● **Fragment strony**
--*--

Po środowym zwycięstwie z Pyrą Poznań, przed koszykarzami MKK dwa niełatwe mecze z Sokołem Międzychód i Treflem II Sopot. Co można powiedzieć o najbliższych rywalach gnieźnieńskiej drużyny i ich najgroźniejszych zawodnikach?
-To zupełnie dwie różne drużyny. Zespół z Międzychodu opiera się na graczach doświadczonych, lubiących ułożoną systemową koszykówkę. Ekipa z Sopotu to drużyna złożona z graczy młodych preferująca szybką i agresywną koszykówkę. O sile drużyny z Sopotu stanowią gracze, którzy występują na parkietach ekstraklasy w mniejszym wymiarze.

--*--

● **Polecenia do wykonania**
(A) Wypisz wszystkie drużyny koszykarskie wymienione we fragmencie o koszykarzach MKK.
(B) Przepisz bez zmian odcinek rekordów od ich początku aż do wiersza zawierającego „day-number: 14: [669, 213, 767, 229]”, łącznie z tym wierszem.

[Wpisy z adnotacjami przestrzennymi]
--*--

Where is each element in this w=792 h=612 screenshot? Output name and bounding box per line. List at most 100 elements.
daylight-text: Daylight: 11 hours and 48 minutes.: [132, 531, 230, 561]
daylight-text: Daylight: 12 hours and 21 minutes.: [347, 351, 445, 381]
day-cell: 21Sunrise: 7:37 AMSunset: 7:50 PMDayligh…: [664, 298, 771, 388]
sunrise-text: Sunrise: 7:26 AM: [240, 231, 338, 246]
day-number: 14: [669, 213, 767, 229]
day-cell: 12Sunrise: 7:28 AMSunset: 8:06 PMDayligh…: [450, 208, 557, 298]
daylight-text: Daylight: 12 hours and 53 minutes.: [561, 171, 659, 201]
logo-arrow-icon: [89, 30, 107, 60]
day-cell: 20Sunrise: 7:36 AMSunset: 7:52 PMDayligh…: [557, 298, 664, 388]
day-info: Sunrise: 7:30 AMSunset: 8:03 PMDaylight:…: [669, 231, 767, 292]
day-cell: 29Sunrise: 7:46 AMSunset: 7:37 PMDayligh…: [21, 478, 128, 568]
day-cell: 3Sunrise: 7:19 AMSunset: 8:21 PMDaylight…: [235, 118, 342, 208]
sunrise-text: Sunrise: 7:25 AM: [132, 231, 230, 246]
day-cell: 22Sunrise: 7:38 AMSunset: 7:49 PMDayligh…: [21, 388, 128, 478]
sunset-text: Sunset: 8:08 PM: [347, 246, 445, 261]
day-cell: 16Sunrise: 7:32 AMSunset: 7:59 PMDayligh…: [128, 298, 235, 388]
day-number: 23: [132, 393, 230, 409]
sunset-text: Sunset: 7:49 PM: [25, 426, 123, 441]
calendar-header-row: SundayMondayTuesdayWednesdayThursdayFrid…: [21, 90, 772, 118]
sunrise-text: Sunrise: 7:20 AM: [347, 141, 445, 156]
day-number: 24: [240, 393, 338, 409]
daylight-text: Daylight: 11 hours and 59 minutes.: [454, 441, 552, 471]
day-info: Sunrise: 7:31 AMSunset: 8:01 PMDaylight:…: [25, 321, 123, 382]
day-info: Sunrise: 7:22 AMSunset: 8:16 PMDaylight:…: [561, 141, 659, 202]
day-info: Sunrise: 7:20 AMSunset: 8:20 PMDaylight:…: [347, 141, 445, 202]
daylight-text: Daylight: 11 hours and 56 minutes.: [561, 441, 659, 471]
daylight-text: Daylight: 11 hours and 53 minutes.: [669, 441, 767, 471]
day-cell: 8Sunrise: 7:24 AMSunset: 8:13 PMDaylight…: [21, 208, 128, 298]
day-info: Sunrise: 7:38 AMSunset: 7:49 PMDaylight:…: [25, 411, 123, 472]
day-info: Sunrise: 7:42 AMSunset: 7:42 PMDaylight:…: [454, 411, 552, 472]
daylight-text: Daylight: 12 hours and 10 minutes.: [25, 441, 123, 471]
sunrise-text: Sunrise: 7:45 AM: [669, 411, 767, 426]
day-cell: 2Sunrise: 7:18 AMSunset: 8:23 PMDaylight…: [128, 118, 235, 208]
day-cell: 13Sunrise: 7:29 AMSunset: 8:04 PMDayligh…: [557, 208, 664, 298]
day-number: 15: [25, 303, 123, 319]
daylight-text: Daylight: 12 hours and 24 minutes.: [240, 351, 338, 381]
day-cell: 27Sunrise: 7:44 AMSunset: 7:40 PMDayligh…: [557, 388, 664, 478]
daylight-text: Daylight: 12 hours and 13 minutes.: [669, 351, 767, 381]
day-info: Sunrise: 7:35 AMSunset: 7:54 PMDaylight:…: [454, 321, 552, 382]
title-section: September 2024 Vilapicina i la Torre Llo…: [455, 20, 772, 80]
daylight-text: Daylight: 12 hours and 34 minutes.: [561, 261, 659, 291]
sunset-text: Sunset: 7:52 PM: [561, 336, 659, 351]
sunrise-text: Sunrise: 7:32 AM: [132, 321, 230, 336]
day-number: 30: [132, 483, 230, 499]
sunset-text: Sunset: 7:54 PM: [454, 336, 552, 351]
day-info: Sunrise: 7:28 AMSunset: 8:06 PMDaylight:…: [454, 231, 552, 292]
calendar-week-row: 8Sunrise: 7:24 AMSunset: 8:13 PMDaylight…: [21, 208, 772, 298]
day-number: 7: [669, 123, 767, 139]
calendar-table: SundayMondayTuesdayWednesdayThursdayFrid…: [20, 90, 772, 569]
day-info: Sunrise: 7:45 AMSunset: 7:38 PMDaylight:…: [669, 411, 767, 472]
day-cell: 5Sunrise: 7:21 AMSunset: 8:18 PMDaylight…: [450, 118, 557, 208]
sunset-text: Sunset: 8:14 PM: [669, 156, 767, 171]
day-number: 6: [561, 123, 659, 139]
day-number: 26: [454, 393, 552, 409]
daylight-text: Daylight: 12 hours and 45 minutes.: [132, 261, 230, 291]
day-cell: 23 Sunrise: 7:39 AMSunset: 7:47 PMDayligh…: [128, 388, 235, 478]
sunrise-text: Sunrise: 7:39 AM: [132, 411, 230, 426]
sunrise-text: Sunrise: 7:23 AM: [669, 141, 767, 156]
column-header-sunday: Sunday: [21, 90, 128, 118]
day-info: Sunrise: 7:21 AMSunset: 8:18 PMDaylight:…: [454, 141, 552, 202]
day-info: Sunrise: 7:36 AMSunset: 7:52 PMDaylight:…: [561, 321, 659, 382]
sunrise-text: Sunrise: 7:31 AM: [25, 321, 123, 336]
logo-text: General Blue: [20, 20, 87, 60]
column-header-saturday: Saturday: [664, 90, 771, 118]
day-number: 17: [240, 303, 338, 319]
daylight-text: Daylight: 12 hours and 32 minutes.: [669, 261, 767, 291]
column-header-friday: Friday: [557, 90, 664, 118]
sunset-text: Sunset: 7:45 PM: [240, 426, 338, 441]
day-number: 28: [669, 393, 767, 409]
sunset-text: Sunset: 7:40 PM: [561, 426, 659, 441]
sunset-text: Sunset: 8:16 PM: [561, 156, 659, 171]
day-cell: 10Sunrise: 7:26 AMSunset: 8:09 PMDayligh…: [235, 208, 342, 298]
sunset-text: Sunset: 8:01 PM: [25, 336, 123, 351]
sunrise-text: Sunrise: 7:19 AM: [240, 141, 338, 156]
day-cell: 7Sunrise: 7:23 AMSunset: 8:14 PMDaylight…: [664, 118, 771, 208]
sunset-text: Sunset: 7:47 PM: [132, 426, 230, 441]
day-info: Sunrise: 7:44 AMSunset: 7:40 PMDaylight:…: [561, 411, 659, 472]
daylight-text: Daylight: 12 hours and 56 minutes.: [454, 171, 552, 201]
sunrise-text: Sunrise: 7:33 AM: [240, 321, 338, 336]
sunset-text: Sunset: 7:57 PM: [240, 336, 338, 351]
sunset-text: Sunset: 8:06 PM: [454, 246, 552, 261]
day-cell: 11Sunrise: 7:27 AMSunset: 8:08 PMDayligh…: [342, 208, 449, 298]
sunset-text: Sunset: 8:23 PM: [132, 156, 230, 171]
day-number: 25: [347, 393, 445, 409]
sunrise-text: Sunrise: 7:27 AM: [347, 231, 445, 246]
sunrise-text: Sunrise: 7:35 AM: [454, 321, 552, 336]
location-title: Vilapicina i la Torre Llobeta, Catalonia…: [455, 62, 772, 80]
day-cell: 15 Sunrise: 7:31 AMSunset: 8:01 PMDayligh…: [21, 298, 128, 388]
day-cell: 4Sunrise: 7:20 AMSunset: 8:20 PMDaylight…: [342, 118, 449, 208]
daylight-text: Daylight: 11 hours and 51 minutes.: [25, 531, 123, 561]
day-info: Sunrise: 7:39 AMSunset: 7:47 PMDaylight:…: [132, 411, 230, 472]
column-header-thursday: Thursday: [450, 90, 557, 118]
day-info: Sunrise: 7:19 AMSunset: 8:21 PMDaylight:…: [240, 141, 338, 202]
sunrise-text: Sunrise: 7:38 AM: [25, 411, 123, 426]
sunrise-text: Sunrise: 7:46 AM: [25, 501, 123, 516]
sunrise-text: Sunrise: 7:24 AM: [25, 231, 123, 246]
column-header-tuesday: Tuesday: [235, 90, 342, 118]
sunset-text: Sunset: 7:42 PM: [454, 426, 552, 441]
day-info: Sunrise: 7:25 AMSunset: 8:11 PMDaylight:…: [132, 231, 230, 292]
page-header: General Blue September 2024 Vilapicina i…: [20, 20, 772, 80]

--*--

● **Odpowiedzi**
(A) MKK, Pyra Poznań, Sokół Międzychód, Trefl II Sopot

(B)
Where is each element in this w=792 h=612 screenshot? Output name and bounding box per line. List at most 100 elements.
daylight-text: Daylight: 11 hours and 48 minutes.: [132, 531, 230, 561]
daylight-text: Daylight: 12 hours and 21 minutes.: [347, 351, 445, 381]
day-cell: 21Sunrise: 7:37 AMSunset: 7:50 PMDayligh…: [664, 298, 771, 388]
sunrise-text: Sunrise: 7:26 AM: [240, 231, 338, 246]
day-number: 14: [669, 213, 767, 229]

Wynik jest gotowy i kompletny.